_PROVIDED DATA_
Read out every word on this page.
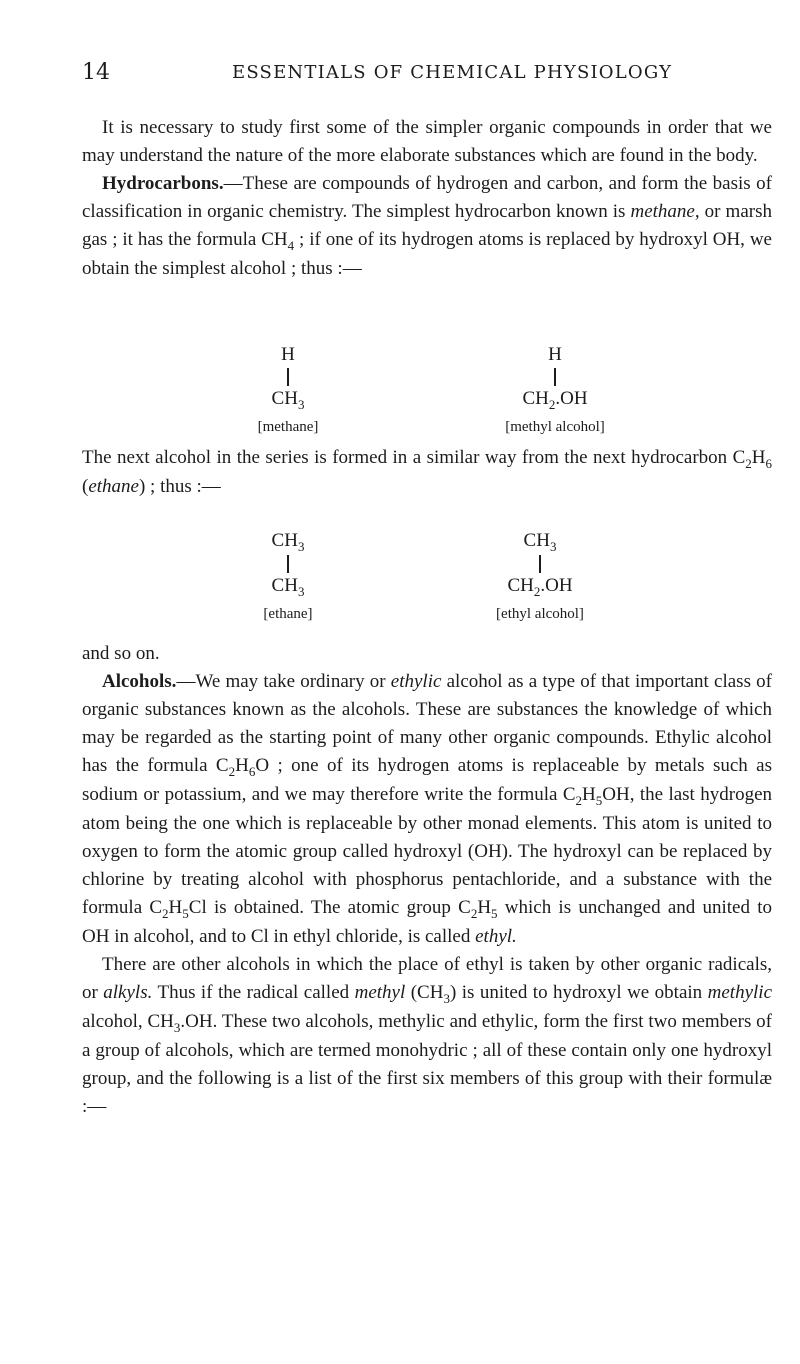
14	ESSENTIALS OF CHEMICAL PHYSIOLOGY

It is necessary to study first some of the simpler organic compounds in order that we may understand the nature of the more elaborate substances which are found in the body.

Hydrocarbons.—These are compounds of hydrogen and carbon, and form the basis of classification in organic chemistry. The simplest hydrocarbon known is methane, or marsh gas ; it has the formula $CH_4$ ; if one of its hydrogen atoms is replaced by hydroxyl OH, we obtain the simplest alcohol ; thus :—

H
$CH_3$
[methane]
H
$CH_2.OH$
[methyl alcohol]

The next alcohol in the series is formed in a similar way from the next hydrocarbon $C_2H_6$ (ethane) ; thus :—

$CH_3$
$CH_3$
[ethane]
$CH_3$
$CH_2.OH$
[ethyl alcohol]

and so on.

Alcohols.—We may take ordinary or ethylic alcohol as a type of that important class of organic substances known as the alcohols. These are substances the knowledge of which may be regarded as the starting point of many other organic compounds. Ethylic alcohol has the formula $C_2H_6O$ ; one of its hydrogen atoms is replaceable by metals such as sodium or potassium, and we may therefore write the formula $C_2H_5OH$, the last hydrogen atom being the one which is replaceable by other monad elements. This atom is united to oxygen to form the atomic group called hydroxyl (OH). The hydroxyl can be replaced by chlorine by treating alcohol with phosphorus pentachloride, and a substance with the formula $C_2H_5Cl$ is obtained. The atomic group $C_2H_5$ which is unchanged and united to OH in alcohol, and to Cl in ethyl chloride, is called ethyl.

There are other alcohols in which the place of ethyl is taken by other organic radicals, or alkyls. Thus if the radical called methyl $(CH_3)$ is united to hydroxyl we obtain methylic alcohol, $CH_3.OH$. These two alcohols, methylic and ethylic, form the first two members of a group of alcohols, which are termed monohydric ; all of these contain only one hydroxyl group, and the following is a list of the first six members of this group with their formulæ :—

_EXERCISE AIM_
Within the entries above, how many lines contain "methane"? Respond with the number only.

_WORKED SOLUTION_
2